### What is expected
Search the listing below for "shop". Copy each matching line.

### Dataset entries
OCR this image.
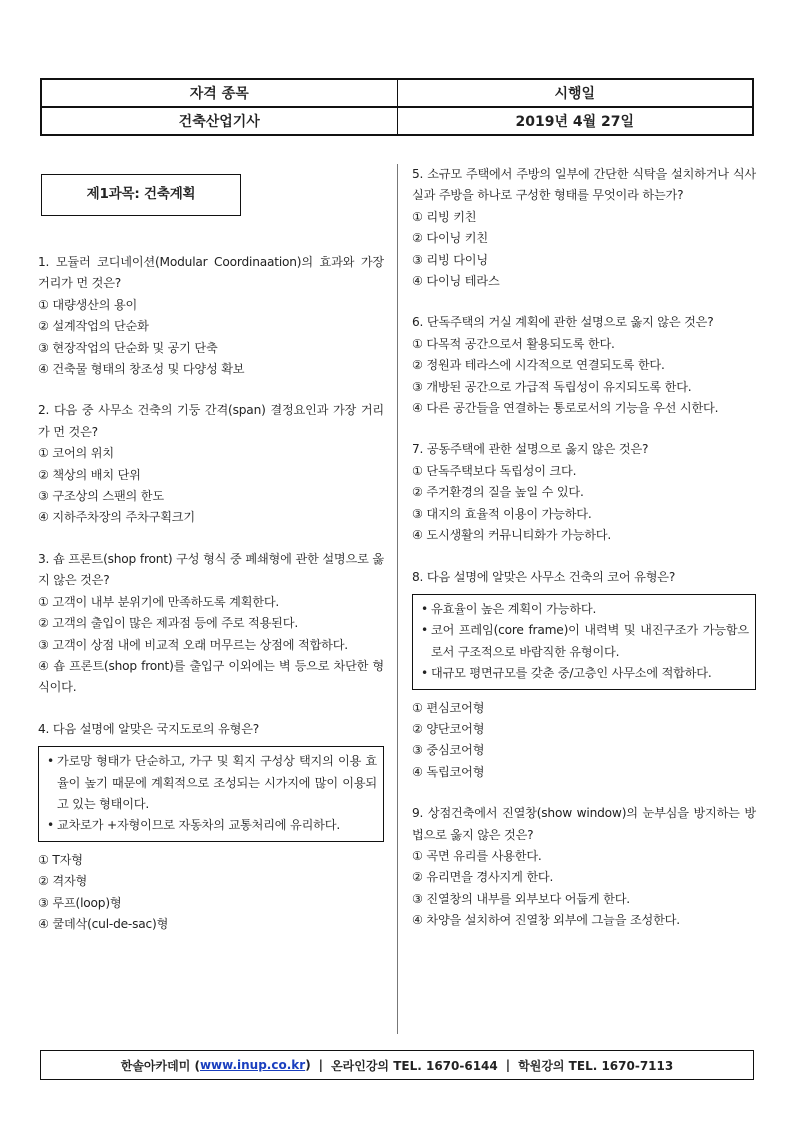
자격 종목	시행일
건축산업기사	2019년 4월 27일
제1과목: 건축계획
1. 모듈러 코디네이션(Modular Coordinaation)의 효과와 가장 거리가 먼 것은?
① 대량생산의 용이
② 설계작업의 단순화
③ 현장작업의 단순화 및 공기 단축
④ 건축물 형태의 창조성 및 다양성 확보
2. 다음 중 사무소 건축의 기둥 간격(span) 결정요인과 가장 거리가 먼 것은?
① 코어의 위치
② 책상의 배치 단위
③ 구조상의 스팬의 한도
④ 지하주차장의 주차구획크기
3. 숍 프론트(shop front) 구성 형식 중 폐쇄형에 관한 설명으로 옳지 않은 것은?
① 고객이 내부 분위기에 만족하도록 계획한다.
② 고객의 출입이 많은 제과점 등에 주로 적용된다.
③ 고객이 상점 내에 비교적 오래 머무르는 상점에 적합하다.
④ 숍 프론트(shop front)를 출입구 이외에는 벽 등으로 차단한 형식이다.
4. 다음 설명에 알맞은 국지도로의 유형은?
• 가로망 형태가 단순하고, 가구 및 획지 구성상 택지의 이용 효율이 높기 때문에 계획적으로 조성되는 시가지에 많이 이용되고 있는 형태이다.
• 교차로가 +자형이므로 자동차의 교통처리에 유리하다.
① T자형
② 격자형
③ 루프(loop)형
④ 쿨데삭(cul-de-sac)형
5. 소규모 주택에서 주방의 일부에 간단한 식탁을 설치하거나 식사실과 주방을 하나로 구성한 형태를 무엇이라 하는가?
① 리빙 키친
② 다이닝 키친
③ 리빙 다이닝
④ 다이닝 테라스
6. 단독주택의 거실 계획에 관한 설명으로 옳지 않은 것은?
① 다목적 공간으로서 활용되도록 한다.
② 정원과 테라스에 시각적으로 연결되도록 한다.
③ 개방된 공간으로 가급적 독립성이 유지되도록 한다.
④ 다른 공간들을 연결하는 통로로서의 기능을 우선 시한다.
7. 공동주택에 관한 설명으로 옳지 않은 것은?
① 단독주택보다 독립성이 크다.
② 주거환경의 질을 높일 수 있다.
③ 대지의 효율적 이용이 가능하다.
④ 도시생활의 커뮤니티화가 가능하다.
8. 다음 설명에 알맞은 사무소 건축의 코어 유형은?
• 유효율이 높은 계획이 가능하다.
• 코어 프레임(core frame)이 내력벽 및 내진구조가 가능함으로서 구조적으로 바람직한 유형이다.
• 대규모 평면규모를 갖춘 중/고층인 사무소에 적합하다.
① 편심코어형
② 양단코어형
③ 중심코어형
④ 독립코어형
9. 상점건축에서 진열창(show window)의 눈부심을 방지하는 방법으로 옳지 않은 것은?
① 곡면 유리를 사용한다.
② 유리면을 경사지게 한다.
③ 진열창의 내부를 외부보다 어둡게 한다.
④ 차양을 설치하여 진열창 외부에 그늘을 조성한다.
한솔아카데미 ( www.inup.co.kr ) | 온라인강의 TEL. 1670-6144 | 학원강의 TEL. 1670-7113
* * *
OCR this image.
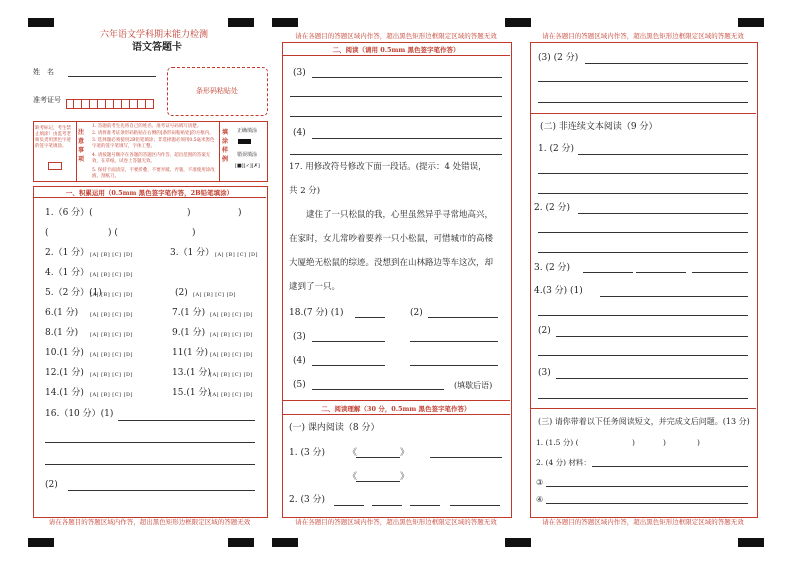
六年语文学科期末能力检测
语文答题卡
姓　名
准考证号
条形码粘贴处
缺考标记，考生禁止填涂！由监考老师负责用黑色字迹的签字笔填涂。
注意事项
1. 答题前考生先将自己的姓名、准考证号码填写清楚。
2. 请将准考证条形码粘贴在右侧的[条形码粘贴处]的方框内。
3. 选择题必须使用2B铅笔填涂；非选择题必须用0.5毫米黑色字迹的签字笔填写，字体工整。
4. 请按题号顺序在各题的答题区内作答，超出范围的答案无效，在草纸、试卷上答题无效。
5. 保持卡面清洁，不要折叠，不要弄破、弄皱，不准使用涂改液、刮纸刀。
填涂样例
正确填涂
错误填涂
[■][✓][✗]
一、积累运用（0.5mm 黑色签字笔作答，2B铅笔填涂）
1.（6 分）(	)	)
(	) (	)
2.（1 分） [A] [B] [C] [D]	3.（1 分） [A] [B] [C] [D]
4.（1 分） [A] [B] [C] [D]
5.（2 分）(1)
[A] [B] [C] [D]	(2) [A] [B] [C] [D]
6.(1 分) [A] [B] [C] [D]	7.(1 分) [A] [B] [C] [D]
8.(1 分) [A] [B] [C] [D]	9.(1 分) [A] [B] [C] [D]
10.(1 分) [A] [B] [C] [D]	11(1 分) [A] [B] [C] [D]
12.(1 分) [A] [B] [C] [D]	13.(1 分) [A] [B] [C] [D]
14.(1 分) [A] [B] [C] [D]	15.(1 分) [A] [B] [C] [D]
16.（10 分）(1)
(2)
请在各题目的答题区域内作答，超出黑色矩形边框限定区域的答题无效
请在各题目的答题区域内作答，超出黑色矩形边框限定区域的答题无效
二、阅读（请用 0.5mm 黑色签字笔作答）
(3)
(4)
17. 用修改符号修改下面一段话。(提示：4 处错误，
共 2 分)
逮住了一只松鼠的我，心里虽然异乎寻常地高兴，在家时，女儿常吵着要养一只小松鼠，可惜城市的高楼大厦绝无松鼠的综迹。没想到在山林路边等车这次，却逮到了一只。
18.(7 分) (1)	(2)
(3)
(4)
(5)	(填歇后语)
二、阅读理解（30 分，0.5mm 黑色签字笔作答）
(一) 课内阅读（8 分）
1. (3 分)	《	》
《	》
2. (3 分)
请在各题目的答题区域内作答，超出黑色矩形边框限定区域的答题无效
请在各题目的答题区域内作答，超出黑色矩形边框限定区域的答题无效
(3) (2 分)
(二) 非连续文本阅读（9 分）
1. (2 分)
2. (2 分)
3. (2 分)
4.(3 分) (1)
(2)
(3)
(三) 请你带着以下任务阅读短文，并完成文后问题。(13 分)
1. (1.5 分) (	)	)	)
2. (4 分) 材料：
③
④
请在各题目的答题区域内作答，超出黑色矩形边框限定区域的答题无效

### Task result
3. 숍 프론트(shop front) 구성 형식 중 폐쇄형에 관한 설명으로 옳지 않은 것은?
④ 숍 프론트(shop front)를 출입구 이외에는 벽 등으로 차단한 형식이다.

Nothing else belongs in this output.